EXERCISE: Each line below should be reproduced without any alteration.

EXCERPTED RECORDS:
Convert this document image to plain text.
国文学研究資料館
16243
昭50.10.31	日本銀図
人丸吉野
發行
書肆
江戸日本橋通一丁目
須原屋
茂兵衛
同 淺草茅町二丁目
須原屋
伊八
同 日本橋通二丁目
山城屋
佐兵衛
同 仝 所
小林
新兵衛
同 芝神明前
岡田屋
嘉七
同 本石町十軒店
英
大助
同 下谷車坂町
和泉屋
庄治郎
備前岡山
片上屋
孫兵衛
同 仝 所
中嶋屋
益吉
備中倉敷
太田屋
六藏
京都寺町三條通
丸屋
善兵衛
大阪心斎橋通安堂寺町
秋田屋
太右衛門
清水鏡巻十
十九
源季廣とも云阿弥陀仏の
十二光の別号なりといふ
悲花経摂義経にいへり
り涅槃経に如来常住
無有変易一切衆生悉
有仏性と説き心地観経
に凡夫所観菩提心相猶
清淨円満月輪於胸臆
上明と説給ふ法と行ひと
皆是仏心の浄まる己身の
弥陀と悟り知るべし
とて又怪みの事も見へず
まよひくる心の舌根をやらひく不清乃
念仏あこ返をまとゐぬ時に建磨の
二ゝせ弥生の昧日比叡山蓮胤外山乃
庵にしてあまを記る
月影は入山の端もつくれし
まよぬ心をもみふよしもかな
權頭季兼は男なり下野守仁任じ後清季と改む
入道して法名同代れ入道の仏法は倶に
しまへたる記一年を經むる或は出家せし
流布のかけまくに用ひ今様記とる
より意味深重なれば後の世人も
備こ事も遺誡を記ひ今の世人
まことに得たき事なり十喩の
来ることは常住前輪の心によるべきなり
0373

ANSWER TO THIS PROBLEM:
Convert this document image to plain text.
国文学研究資料館
16243
昭50.10.31	日本銀図
人丸吉野
發行
書肆
江戸日本橋通一丁目
須原屋
茂兵衛
同 淺草茅町二丁目
須原屋
伊八
同 日本橋通二丁目
山城屋
佐兵衛
同 仝 所
小林
新兵衛
同 芝神明前
岡田屋
嘉七
同 本石町十軒店
英
大助
同 下谷車坂町
和泉屋
庄治郎
備前岡山
片上屋
孫兵衛
同 仝 所
中嶋屋
益吉
備中倉敷
太田屋
六藏
京都寺町三條通
丸屋
善兵衛
大阪心斎橋通安堂寺町
秋田屋
太右衛門
清水鏡巻十
十九
源季廣とも云阿弥陀仏の
十二光の別号なりといふ
悲花経摂義経にいへり
り涅槃経に如来常住
無有変易一切衆生悉
有仏性と説き心地観経
に凡夫所観菩提心相猶
清淨円満月輪於胸臆
上明と説給ふ法と行ひと
皆是仏心の浄まる己身の
弥陀と悟り知るべし
とて又怪みの事も見へず
まよひくる心の舌根をやらひく不清乃
念仏あこ返をまとゐぬ時に建磨の
二ゝせ弥生の昧日比叡山蓮胤外山乃
庵にしてあまを記る
月影は入山の端もつくれし
まよぬ心をもみふよしもかな
權頭季兼は男なり下野守仁任じ後清季と改む
入道して法名同代れ入道の仏法は倶に
しまへたる記一年を經むる或は出家せし
流布のかけまくに用ひ今様記とる
より意味深重なれば後の世人も
備こ事も遺誡を記ひ今の世人
まことに得たき事なり十喩の
来ることは常住前輪の心によるべきなり
0373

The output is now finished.